**Requirements:** Transcribe the material in full. Nothing should differ except that the pictures are left out.

**Data section:**
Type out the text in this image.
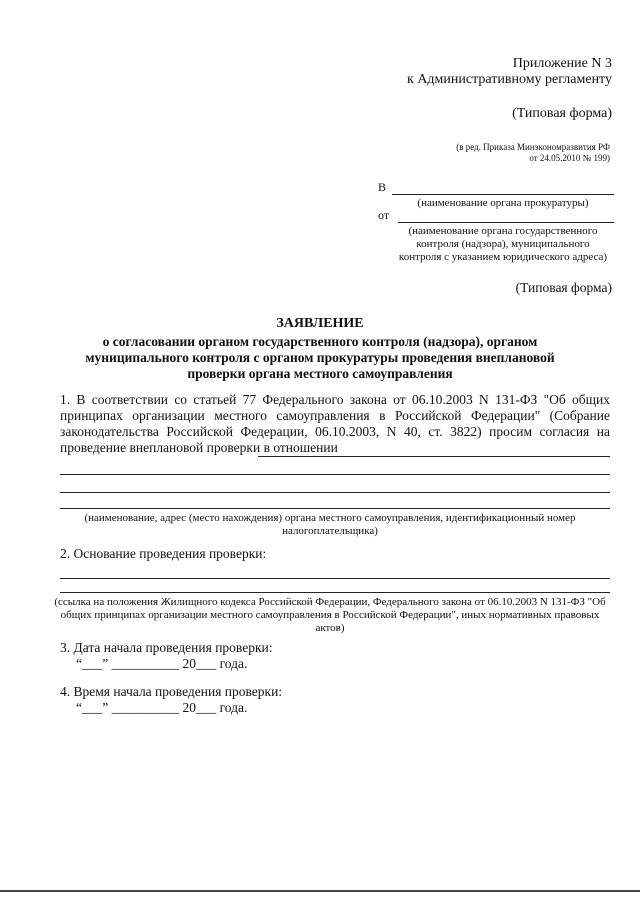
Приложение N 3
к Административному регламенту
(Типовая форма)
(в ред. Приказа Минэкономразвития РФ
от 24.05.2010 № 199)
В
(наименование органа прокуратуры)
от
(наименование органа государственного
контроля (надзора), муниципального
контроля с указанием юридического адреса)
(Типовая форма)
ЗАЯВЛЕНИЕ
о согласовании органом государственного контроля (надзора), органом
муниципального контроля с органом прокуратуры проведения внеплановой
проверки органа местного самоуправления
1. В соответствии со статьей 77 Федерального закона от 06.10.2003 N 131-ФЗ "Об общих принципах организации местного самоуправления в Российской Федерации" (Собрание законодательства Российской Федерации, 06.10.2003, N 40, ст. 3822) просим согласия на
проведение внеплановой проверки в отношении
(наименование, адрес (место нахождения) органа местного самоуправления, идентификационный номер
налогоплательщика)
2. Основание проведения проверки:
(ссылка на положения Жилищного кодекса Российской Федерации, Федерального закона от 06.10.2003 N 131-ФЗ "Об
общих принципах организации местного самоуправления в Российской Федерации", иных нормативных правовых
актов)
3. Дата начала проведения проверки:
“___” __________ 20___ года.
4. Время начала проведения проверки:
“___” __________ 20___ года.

**Answer below:**
Type out the text in this image.
Приложение N 3
к Административному регламенту
(Типовая форма)
(в ред. Приказа Минэкономразвития РФ
от 24.05.2010 № 199)
В
(наименование органа прокуратуры)
от
(наименование органа государственного
контроля (надзора), муниципального
контроля с указанием юридического адреса)
(Типовая форма)
ЗАЯВЛЕНИЕ
о согласовании органом государственного контроля (надзора), органом
муниципального контроля с органом прокуратуры проведения внеплановой
проверки органа местного самоуправления
1. В соответствии со статьей 77 Федерального закона от 06.10.2003 N 131-ФЗ "Об общих принципах организации местного самоуправления в Российской Федерации" (Собрание законодательства Российской Федерации, 06.10.2003, N 40, ст. 3822) просим согласия на
проведение внеплановой проверки в отношении
(наименование, адрес (место нахождения) органа местного самоуправления, идентификационный номер
налогоплательщика)
2. Основание проведения проверки:
(ссылка на положения Жилищного кодекса Российской Федерации, Федерального закона от 06.10.2003 N 131-ФЗ "Об
общих принципах организации местного самоуправления в Российской Федерации", иных нормативных правовых
актов)
3. Дата начала проведения проверки:
“___” __________ 20___ года.
4. Время начала проведения проверки:
“___” __________ 20___ года.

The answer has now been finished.